Where a line in the listing below contains the word "JSON", copy that line.

** START Material to process **

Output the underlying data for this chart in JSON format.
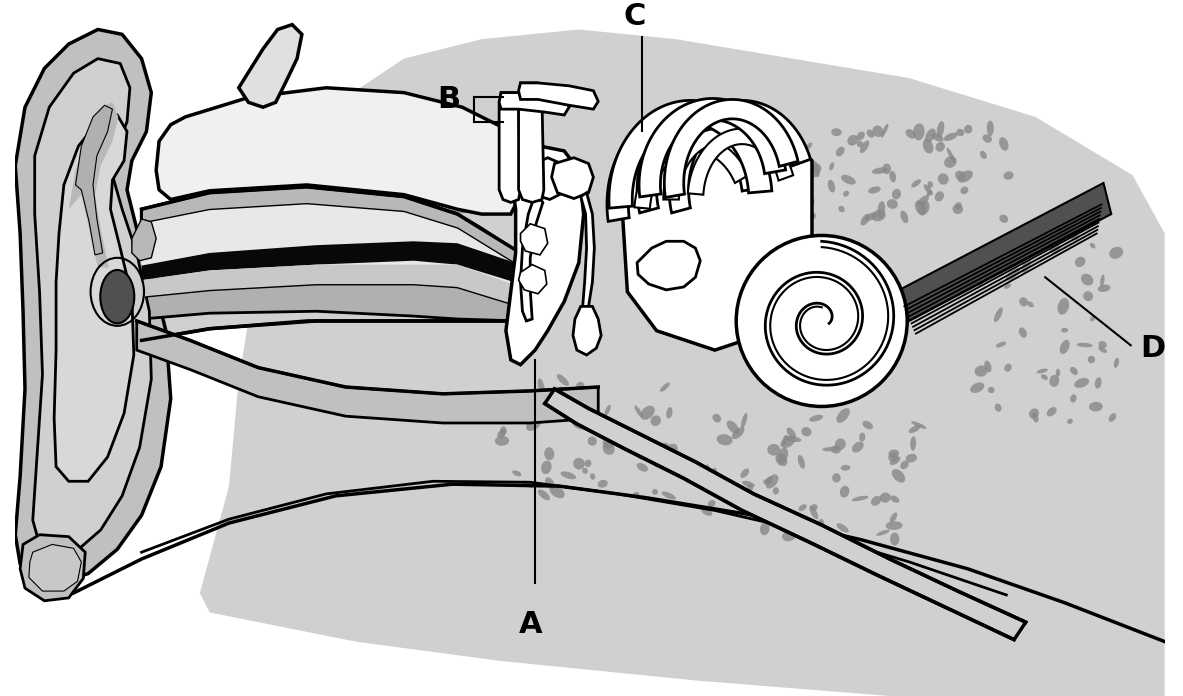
{
  "bg_color": "#ffffff",
  "label_A": "A",
  "label_B": "B",
  "label_C": "C",
  "label_D": "D",
  "label_fontsize": 22,
  "label_fontweight": "bold",
  "gray_skull": "#c8c8c8",
  "gray_light": "#d8d8d8",
  "gray_med": "#a8a8a8",
  "gray_dark": "#707070",
  "gray_canal": "#b0b0b0",
  "gray_pinna_outer": "#b8b8b8",
  "gray_pinna_inner": "#c8c8c8",
  "gray_bone_speckle": "#909090",
  "black": "#000000",
  "white": "#ffffff",
  "gray_ear_dark": "#555555",
  "gray_black_stripe": "#101010"
}
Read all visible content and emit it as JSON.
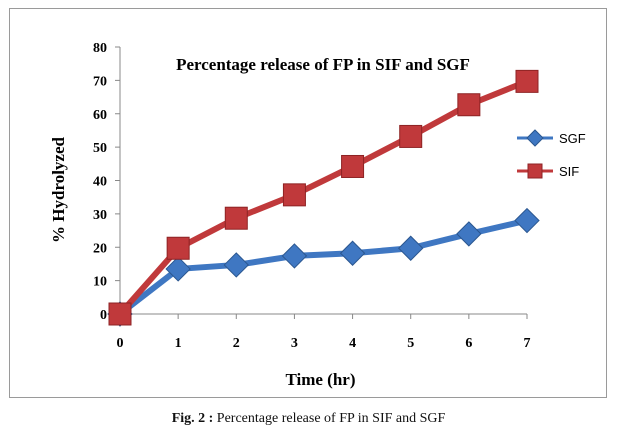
{
  "chart_data": {
    "type": "line",
    "title": "Percentage release of FP in SIF and SGF",
    "xlabel": "Time (hr)",
    "ylabel": "% Hydrolyzed",
    "x": [
      0,
      1,
      2,
      3,
      4,
      5,
      6,
      7
    ],
    "ylim": [
      0,
      80
    ],
    "yticks": [
      0,
      10,
      20,
      30,
      40,
      50,
      60,
      70,
      80
    ],
    "grid": false,
    "legend": "right",
    "series": [
      {
        "name": "SGF",
        "color": "#3f77c2",
        "marker": "diamond",
        "values": [
          0,
          13.5,
          14.7,
          17.4,
          18.2,
          19.7,
          24,
          28
        ]
      },
      {
        "name": "SIF",
        "color": "#c0393b",
        "marker": "square",
        "values": [
          0,
          19.7,
          28.7,
          35.7,
          44.2,
          53.2,
          62.7,
          69.7
        ]
      }
    ]
  },
  "caption": {
    "label": "Fig. 2 :",
    "text": " Percentage release of FP in SIF and SGF"
  }
}
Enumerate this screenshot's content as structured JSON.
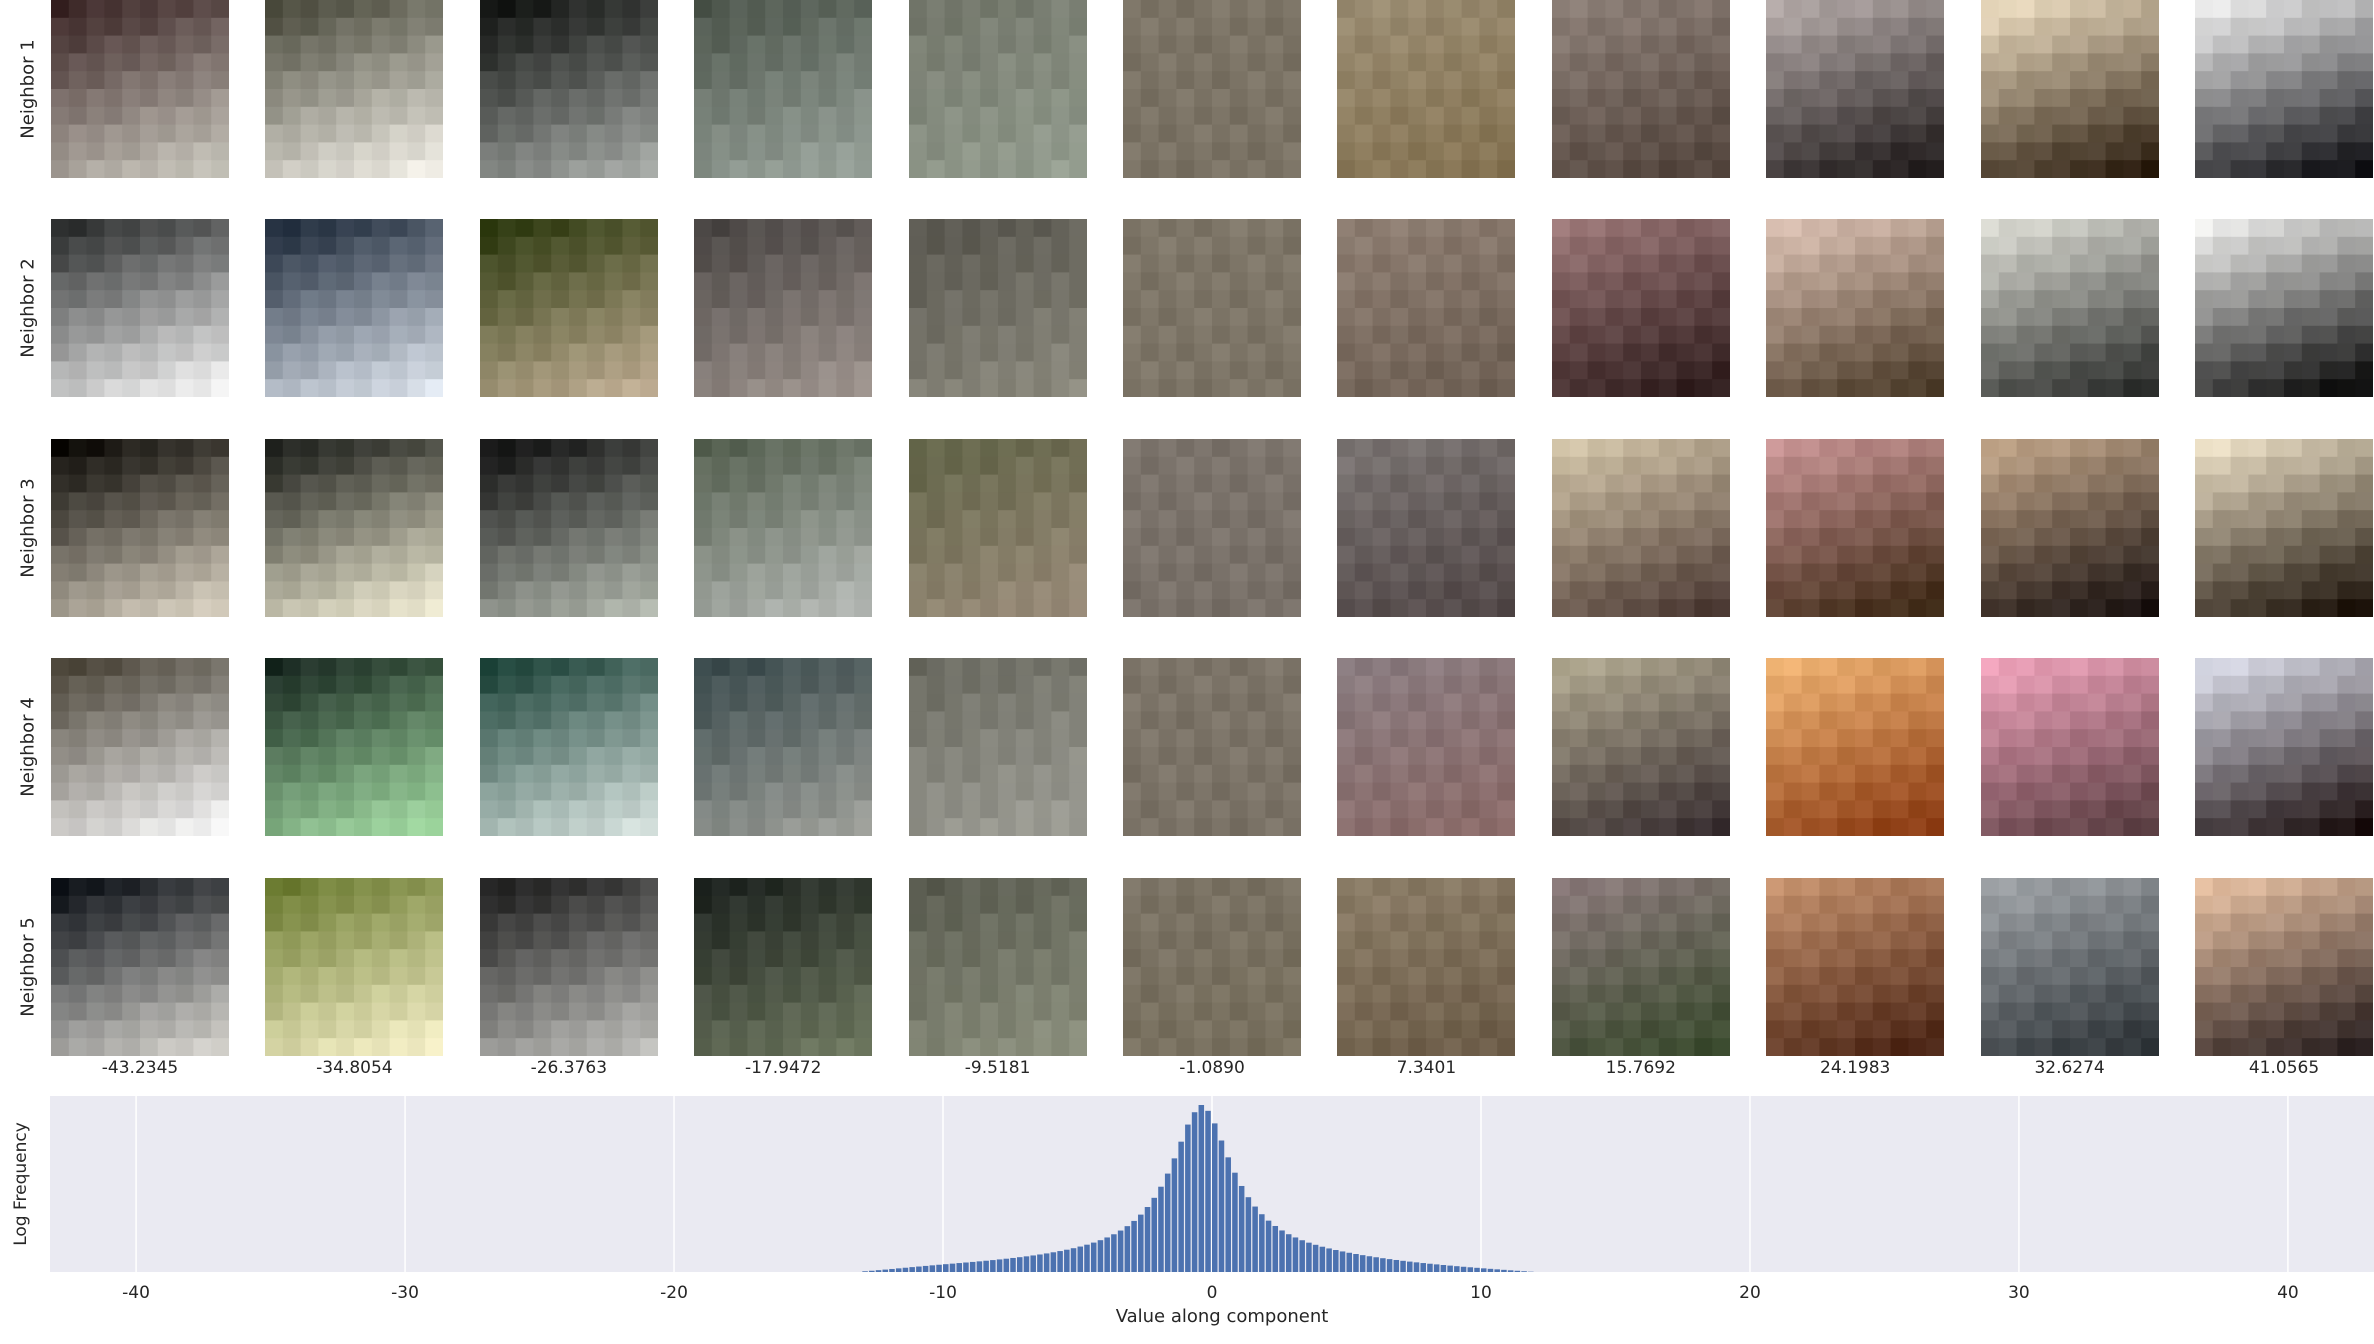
{
  "chart_data": [
    {
      "type": "image-grid",
      "row_labels": [
        "Neighbor 1",
        "Neighbor 2",
        "Neighbor 3",
        "Neighbor 4",
        "Neighbor 5"
      ],
      "column_labels": [
        "-43.2345",
        "-34.8054",
        "-26.3763",
        "-17.9472",
        "-9.5181",
        "-1.0890",
        "7.3401",
        "15.7692",
        "24.1983",
        "32.6274",
        "41.0565"
      ],
      "patch_colors": [
        [
          {
            "top": "#3b2626",
            "bottom": "#c9c7bd"
          },
          {
            "top": "#4a4a3c",
            "bottom": "#f1eee6"
          },
          {
            "top": "#121412",
            "bottom": "#a4a8a4"
          },
          {
            "top": "#4d564c",
            "bottom": "#9aa49c"
          },
          {
            "top": "#72766a",
            "bottom": "#959e90"
          },
          {
            "top": "#7c7466",
            "bottom": "#7a7264"
          },
          {
            "top": "#9a8c72",
            "bottom": "#857352"
          },
          {
            "top": "#8c7f77",
            "bottom": "#52443c"
          },
          {
            "top": "#b4aaa8",
            "bottom": "#1f1a1a"
          },
          {
            "top": "#ecdcc0",
            "bottom": "#2c1e10"
          },
          {
            "top": "#ececec",
            "bottom": "#0e0e12"
          }
        ],
        [
          {
            "top": "#2c2e2e",
            "bottom": "#f3f3f3"
          },
          {
            "top": "#1e2a3a",
            "bottom": "#dce3ec"
          },
          {
            "top": "#2e3a10",
            "bottom": "#c0ae94"
          },
          {
            "top": "#4a4644",
            "bottom": "#9e948e"
          },
          {
            "top": "#58564e",
            "bottom": "#8c8a7e"
          },
          {
            "top": "#7e7668",
            "bottom": "#7c7466"
          },
          {
            "top": "#8e7e72",
            "bottom": "#6e6054"
          },
          {
            "top": "#9a7676",
            "bottom": "#2e1c1c"
          },
          {
            "top": "#dcc2b4",
            "bottom": "#4a3a28"
          },
          {
            "top": "#dcdcd4",
            "bottom": "#2a2c2a"
          },
          {
            "top": "#ececea",
            "bottom": "#0a0a0a"
          }
        ],
        [
          {
            "top": "#0c0a06",
            "bottom": "#d8d0c0"
          },
          {
            "top": "#1e201c",
            "bottom": "#f0ecd4"
          },
          {
            "top": "#141414",
            "bottom": "#b0b6ac"
          },
          {
            "top": "#556050",
            "bottom": "#b4b8b4"
          },
          {
            "top": "#626448",
            "bottom": "#9a8c7a"
          },
          {
            "top": "#7c746c",
            "bottom": "#787068"
          },
          {
            "top": "#7a7472",
            "bottom": "#524848"
          },
          {
            "top": "#d2c4a8",
            "bottom": "#4c3a34"
          },
          {
            "top": "#c89494",
            "bottom": "#3c2814"
          },
          {
            "top": "#c2a68a",
            "bottom": "#1a1210"
          },
          {
            "top": "#ece0c6",
            "bottom": "#1c120a"
          }
        ],
        [
          {
            "top": "#4a4438",
            "bottom": "#f4f4f4"
          },
          {
            "top": "#1a2a22",
            "bottom": "#a4dca4"
          },
          {
            "top": "#1c4238",
            "bottom": "#d4e0dc"
          },
          {
            "top": "#3a4a4c",
            "bottom": "#9c9e98"
          },
          {
            "top": "#6a6a60",
            "bottom": "#9e9e96"
          },
          {
            "top": "#7c7468",
            "bottom": "#7a7266"
          },
          {
            "top": "#8a7c80",
            "bottom": "#8a6a68"
          },
          {
            "top": "#b0a890",
            "bottom": "#3a3032"
          },
          {
            "top": "#f0b474",
            "bottom": "#8a3a12"
          },
          {
            "top": "#f0a4bc",
            "bottom": "#583c40"
          },
          {
            "top": "#dadce8",
            "bottom": "#1c1010"
          }
        ],
        [
          {
            "top": "#0e1218",
            "bottom": "#d4d2cc"
          },
          {
            "top": "#6a7a30",
            "bottom": "#f6f0c8"
          },
          {
            "top": "#1e1e1e",
            "bottom": "#bcbcb8"
          },
          {
            "top": "#1e2420",
            "bottom": "#6e7860"
          },
          {
            "top": "#5a5c50",
            "bottom": "#8c907e"
          },
          {
            "top": "#7a7264",
            "bottom": "#78705e"
          },
          {
            "top": "#8c7e68",
            "bottom": "#6c5c48"
          },
          {
            "top": "#8a7a7a",
            "bottom": "#3a4a2e"
          },
          {
            "top": "#c4906c",
            "bottom": "#4a2414"
          },
          {
            "top": "#a0a4a8",
            "bottom": "#2e3438"
          },
          {
            "top": "#e6c0a2",
            "bottom": "#2a2020"
          }
        ]
      ]
    },
    {
      "type": "bar",
      "xlabel": "Value along component",
      "ylabel": "Log Frequency",
      "xlim": [
        -43.2,
        43.2
      ],
      "xticks": [
        "-40",
        "-30",
        "-20",
        "-10",
        "0",
        "10",
        "20",
        "30",
        "40"
      ],
      "xtick_values": [
        -40,
        -30,
        -20,
        -10,
        0,
        10,
        20,
        30,
        40
      ],
      "grid": true,
      "bar_color": "#4c72b0",
      "background": "#eaeaf2",
      "bin_width": 0.25,
      "bins_left": [
        -13.0,
        -12.75,
        -12.5,
        -12.25,
        -12.0,
        -11.75,
        -11.5,
        -11.25,
        -11.0,
        -10.75,
        -10.5,
        -10.25,
        -10.0,
        -9.75,
        -9.5,
        -9.25,
        -9.0,
        -8.75,
        -8.5,
        -8.25,
        -8.0,
        -7.75,
        -7.5,
        -7.25,
        -7.0,
        -6.75,
        -6.5,
        -6.25,
        -6.0,
        -5.75,
        -5.5,
        -5.25,
        -5.0,
        -4.75,
        -4.5,
        -4.25,
        -4.0,
        -3.75,
        -3.5,
        -3.25,
        -3.0,
        -2.75,
        -2.5,
        -2.25,
        -2.0,
        -1.75,
        -1.5,
        -1.25,
        -1.0,
        -0.75,
        -0.5,
        -0.25,
        0.0,
        0.25,
        0.5,
        0.75,
        1.0,
        1.25,
        1.5,
        1.75,
        2.0,
        2.25,
        2.5,
        2.75,
        3.0,
        3.25,
        3.5,
        3.75,
        4.0,
        4.25,
        4.5,
        4.75,
        5.0,
        5.25,
        5.5,
        5.75,
        6.0,
        6.25,
        6.5,
        6.75,
        7.0,
        7.25,
        7.5,
        7.75,
        8.0,
        8.25,
        8.5,
        8.75,
        9.0,
        9.25,
        9.5,
        9.75,
        10.0,
        10.25,
        10.5,
        10.75,
        11.0,
        11.25,
        11.5,
        11.75,
        12.0,
        12.25,
        12.5,
        12.75
      ],
      "values": [
        0.0043,
        0.0074,
        0.0109,
        0.0145,
        0.0181,
        0.0218,
        0.0255,
        0.0292,
        0.0328,
        0.0364,
        0.0399,
        0.0434,
        0.0468,
        0.0501,
        0.0535,
        0.0569,
        0.0603,
        0.0638,
        0.0675,
        0.0713,
        0.0753,
        0.0796,
        0.084,
        0.0887,
        0.0937,
        0.0991,
        0.1049,
        0.1112,
        0.118,
        0.1254,
        0.1335,
        0.1425,
        0.1524,
        0.1636,
        0.1761,
        0.1905,
        0.2069,
        0.2259,
        0.2482,
        0.2745,
        0.3058,
        0.3436,
        0.3891,
        0.4442,
        0.5107,
        0.5893,
        0.6804,
        0.7804,
        0.8828,
        0.9567,
        1.0,
        0.9651,
        0.8899,
        0.7874,
        0.6866,
        0.5947,
        0.5151,
        0.4479,
        0.3919,
        0.3459,
        0.3075,
        0.2755,
        0.2488,
        0.2262,
        0.2069,
        0.1902,
        0.1757,
        0.1629,
        0.1514,
        0.1411,
        0.1317,
        0.1231,
        0.1152,
        0.1078,
        0.1009,
        0.0944,
        0.0883,
        0.0826,
        0.0771,
        0.0719,
        0.067,
        0.0623,
        0.0578,
        0.0536,
        0.0495,
        0.0456,
        0.0419,
        0.0383,
        0.0348,
        0.0314,
        0.0282,
        0.025,
        0.0219,
        0.0189,
        0.0159,
        0.013,
        0.0101,
        0.0073,
        0.0045,
        0.0017
      ]
    }
  ]
}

** END Material to process **

Solution to the exercise:
Output the underlying data for this chart in JSON format.
Read all visible content and emit it as JSON.
Enumerate this screenshot's content as structured JSON.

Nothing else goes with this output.